→ **What to produce**
Below are some entries; can you quote all of them exactly?

========================================================================

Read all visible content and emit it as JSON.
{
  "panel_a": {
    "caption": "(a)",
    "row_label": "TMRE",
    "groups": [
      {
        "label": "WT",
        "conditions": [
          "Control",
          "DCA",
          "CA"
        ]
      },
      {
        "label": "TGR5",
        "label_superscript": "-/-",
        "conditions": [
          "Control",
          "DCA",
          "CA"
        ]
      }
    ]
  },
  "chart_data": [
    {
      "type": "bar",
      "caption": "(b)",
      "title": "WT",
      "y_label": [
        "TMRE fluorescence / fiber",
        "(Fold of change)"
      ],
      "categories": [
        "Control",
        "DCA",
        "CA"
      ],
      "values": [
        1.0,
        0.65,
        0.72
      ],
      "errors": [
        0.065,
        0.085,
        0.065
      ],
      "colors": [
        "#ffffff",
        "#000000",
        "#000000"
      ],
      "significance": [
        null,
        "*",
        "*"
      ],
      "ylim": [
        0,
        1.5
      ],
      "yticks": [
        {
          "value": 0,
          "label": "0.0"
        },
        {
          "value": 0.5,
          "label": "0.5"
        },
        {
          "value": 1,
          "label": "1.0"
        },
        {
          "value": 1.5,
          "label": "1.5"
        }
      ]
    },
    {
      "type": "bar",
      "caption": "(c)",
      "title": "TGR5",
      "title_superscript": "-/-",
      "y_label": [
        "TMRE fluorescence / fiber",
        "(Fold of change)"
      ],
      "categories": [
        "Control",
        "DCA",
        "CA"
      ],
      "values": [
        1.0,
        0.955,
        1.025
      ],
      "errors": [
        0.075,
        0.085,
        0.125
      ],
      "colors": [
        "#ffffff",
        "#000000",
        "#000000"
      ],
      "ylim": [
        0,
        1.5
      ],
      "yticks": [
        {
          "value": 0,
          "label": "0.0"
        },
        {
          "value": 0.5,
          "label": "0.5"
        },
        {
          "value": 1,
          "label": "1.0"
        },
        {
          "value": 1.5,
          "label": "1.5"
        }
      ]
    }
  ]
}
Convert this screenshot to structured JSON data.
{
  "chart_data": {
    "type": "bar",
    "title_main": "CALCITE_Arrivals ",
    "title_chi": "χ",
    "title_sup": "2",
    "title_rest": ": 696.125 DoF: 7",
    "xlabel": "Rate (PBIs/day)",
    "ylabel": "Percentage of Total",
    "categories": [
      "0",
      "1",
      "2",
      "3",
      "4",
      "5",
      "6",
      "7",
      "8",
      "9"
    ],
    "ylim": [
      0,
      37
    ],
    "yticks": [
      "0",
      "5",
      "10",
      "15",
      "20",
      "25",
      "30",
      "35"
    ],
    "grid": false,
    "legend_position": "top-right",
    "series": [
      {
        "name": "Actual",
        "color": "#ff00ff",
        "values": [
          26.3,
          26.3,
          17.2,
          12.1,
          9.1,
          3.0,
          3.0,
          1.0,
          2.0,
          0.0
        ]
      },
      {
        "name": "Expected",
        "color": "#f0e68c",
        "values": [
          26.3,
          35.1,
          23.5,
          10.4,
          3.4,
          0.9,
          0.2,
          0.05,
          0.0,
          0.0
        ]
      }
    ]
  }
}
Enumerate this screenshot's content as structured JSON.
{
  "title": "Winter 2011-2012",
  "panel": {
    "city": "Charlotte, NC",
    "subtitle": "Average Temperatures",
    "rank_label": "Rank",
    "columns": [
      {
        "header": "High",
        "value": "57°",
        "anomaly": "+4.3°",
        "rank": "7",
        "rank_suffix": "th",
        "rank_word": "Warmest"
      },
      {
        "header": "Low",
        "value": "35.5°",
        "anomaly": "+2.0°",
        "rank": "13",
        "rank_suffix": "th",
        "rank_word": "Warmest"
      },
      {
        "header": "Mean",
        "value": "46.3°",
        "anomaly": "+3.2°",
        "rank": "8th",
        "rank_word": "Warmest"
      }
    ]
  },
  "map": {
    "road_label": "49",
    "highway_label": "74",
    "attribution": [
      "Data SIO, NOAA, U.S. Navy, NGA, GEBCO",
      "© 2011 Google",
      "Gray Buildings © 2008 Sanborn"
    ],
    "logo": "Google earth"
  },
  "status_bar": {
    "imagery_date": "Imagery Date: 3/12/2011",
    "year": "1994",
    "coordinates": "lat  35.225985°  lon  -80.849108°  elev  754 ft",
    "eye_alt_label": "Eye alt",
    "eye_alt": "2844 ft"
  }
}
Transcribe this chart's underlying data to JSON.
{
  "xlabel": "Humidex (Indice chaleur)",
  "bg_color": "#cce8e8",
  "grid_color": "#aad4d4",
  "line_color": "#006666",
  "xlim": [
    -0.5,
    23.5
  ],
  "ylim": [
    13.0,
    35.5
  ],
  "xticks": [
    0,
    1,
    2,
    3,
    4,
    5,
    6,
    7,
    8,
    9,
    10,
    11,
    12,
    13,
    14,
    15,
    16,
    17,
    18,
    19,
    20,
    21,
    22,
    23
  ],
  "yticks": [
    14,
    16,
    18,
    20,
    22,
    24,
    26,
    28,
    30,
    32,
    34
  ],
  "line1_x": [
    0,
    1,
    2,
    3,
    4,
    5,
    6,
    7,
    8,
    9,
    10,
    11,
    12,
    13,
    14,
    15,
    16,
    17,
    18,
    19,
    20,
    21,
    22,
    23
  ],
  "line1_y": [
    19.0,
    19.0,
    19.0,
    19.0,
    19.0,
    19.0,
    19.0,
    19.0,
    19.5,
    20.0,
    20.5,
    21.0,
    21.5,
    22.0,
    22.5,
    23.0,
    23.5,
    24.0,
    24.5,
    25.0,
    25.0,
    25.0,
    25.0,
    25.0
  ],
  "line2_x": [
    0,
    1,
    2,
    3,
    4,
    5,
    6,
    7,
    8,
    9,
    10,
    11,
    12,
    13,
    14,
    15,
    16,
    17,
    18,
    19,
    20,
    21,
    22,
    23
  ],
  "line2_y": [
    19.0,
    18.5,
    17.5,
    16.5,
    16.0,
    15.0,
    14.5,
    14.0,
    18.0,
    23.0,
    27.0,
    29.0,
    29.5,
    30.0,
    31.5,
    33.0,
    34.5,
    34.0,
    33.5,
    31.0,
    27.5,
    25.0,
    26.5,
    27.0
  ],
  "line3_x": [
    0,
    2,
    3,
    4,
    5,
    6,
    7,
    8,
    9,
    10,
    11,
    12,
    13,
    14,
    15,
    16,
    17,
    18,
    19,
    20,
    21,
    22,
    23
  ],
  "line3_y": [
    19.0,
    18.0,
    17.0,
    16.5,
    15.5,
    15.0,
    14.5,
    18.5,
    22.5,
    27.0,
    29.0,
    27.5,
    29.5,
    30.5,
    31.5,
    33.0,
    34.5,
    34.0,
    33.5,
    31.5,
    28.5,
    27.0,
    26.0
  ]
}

========================================================================

→ **Response to the task**
Read all visible content and emit it as JSON.
{
  "panel_a": {
    "caption": "(a)",
    "row_label": "TMRE",
    "groups": [
      {
        "label": "WT",
        "conditions": [
          "Control",
          "DCA",
          "CA"
        ]
      },
      {
        "label": "TGR5",
        "label_superscript": "-/-",
        "conditions": [
          "Control",
          "DCA",
          "CA"
        ]
      }
    ]
  },
  "chart_data": [
    {
      "type": "bar",
      "caption": "(b)",
      "title": "WT",
      "y_label": [
        "TMRE fluorescence / fiber",
        "(Fold of change)"
      ],
      "categories": [
        "Control",
        "DCA",
        "CA"
      ],
      "values": [
        1.0,
        0.65,
        0.72
      ],
      "errors": [
        0.065,
        0.085,
        0.065
      ],
      "colors": [
        "#ffffff",
        "#000000",
        "#000000"
      ],
      "significance": [
        null,
        "*",
        "*"
      ],
      "ylim": [
        0,
        1.5
      ],
      "yticks": [
        {
          "value": 0,
          "label": "0.0"
        },
        {
          "value": 0.5,
          "label": "0.5"
        },
        {
          "value": 1,
          "label": "1.0"
        },
        {
          "value": 1.5,
          "label": "1.5"
        }
      ]
    },
    {
      "type": "bar",
      "caption": "(c)",
      "title": "TGR5",
      "title_superscript": "-/-",
      "y_label": [
        "TMRE fluorescence / fiber",
        "(Fold of change)"
      ],
      "categories": [
        "Control",
        "DCA",
        "CA"
      ],
      "values": [
        1.0,
        0.955,
        1.025
      ],
      "errors": [
        0.075,
        0.085,
        0.125
      ],
      "colors": [
        "#ffffff",
        "#000000",
        "#000000"
      ],
      "ylim": [
        0,
        1.5
      ],
      "yticks": [
        {
          "value": 0,
          "label": "0.0"
        },
        {
          "value": 0.5,
          "label": "0.5"
        },
        {
          "value": 1,
          "label": "1.0"
        },
        {
          "value": 1.5,
          "label": "1.5"
        }
      ]
    }
  ]
}
Convert this screenshot to structured JSON data.
{
  "chart_data": {
    "type": "bar",
    "title_main": "CALCITE_Arrivals ",
    "title_chi": "χ",
    "title_sup": "2",
    "title_rest": ": 696.125 DoF: 7",
    "xlabel": "Rate (PBIs/day)",
    "ylabel": "Percentage of Total",
    "categories": [
      "0",
      "1",
      "2",
      "3",
      "4",
      "5",
      "6",
      "7",
      "8",
      "9"
    ],
    "ylim": [
      0,
      37
    ],
    "yticks": [
      "0",
      "5",
      "10",
      "15",
      "20",
      "25",
      "30",
      "35"
    ],
    "grid": false,
    "legend_position": "top-right",
    "series": [
      {
        "name": "Actual",
        "color": "#ff00ff",
        "values": [
          26.3,
          26.3,
          17.2,
          12.1,
          9.1,
          3.0,
          3.0,
          1.0,
          2.0,
          0.0
        ]
      },
      {
        "name": "Expected",
        "color": "#f0e68c",
        "values": [
          26.3,
          35.1,
          23.5,
          10.4,
          3.4,
          0.9,
          0.2,
          0.05,
          0.0,
          0.0
        ]
      }
    ]
  }
}
Enumerate this screenshot's content as structured JSON.
{
  "title": "Winter 2011-2012",
  "panel": {
    "city": "Charlotte, NC",
    "subtitle": "Average Temperatures",
    "rank_label": "Rank",
    "columns": [
      {
        "header": "High",
        "value": "57°",
        "anomaly": "+4.3°",
        "rank": "7",
        "rank_suffix": "th",
        "rank_word": "Warmest"
      },
      {
        "header": "Low",
        "value": "35.5°",
        "anomaly": "+2.0°",
        "rank": "13",
        "rank_suffix": "th",
        "rank_word": "Warmest"
      },
      {
        "header": "Mean",
        "value": "46.3°",
        "anomaly": "+3.2°",
        "rank": "8th",
        "rank_word": "Warmest"
      }
    ]
  },
  "map": {
    "road_label": "49",
    "highway_label": "74",
    "attribution": [
      "Data SIO, NOAA, U.S. Navy, NGA, GEBCO",
      "© 2011 Google",
      "Gray Buildings © 2008 Sanborn"
    ],
    "logo": "Google earth"
  },
  "status_bar": {
    "imagery_date": "Imagery Date: 3/12/2011",
    "year": "1994",
    "coordinates": "lat  35.225985°  lon  -80.849108°  elev  754 ft",
    "eye_alt_label": "Eye alt",
    "eye_alt": "2844 ft"
  }
}
Transcribe this chart's underlying data to JSON.
{
  "xlabel": "Humidex (Indice chaleur)",
  "bg_color": "#cce8e8",
  "grid_color": "#aad4d4",
  "line_color": "#006666",
  "xlim": [
    -0.5,
    23.5
  ],
  "ylim": [
    13.0,
    35.5
  ],
  "xticks": [
    0,
    1,
    2,
    3,
    4,
    5,
    6,
    7,
    8,
    9,
    10,
    11,
    12,
    13,
    14,
    15,
    16,
    17,
    18,
    19,
    20,
    21,
    22,
    23
  ],
  "yticks": [
    14,
    16,
    18,
    20,
    22,
    24,
    26,
    28,
    30,
    32,
    34
  ],
  "line1_x": [
    0,
    1,
    2,
    3,
    4,
    5,
    6,
    7,
    8,
    9,
    10,
    11,
    12,
    13,
    14,
    15,
    16,
    17,
    18,
    19,
    20,
    21,
    22,
    23
  ],
  "line1_y": [
    19.0,
    19.0,
    19.0,
    19.0,
    19.0,
    19.0,
    19.0,
    19.0,
    19.5,
    20.0,
    20.5,
    21.0,
    21.5,
    22.0,
    22.5,
    23.0,
    23.5,
    24.0,
    24.5,
    25.0,
    25.0,
    25.0,
    25.0,
    25.0
  ],
  "line2_x": [
    0,
    1,
    2,
    3,
    4,
    5,
    6,
    7,
    8,
    9,
    10,
    11,
    12,
    13,
    14,
    15,
    16,
    17,
    18,
    19,
    20,
    21,
    22,
    23
  ],
  "line2_y": [
    19.0,
    18.5,
    17.5,
    16.5,
    16.0,
    15.0,
    14.5,
    14.0,
    18.0,
    23.0,
    27.0,
    29.0,
    29.5,
    30.0,
    31.5,
    33.0,
    34.5,
    34.0,
    33.5,
    31.0,
    27.5,
    25.0,
    26.5,
    27.0
  ],
  "line3_x": [
    0,
    2,
    3,
    4,
    5,
    6,
    7,
    8,
    9,
    10,
    11,
    12,
    13,
    14,
    15,
    16,
    17,
    18,
    19,
    20,
    21,
    22,
    23
  ],
  "line3_y": [
    19.0,
    18.0,
    17.0,
    16.5,
    15.5,
    15.0,
    14.5,
    18.5,
    22.5,
    27.0,
    29.0,
    27.5,
    29.5,
    30.5,
    31.5,
    33.0,
    34.5,
    34.0,
    33.5,
    31.5,
    28.5,
    27.0,
    26.0
  ]
}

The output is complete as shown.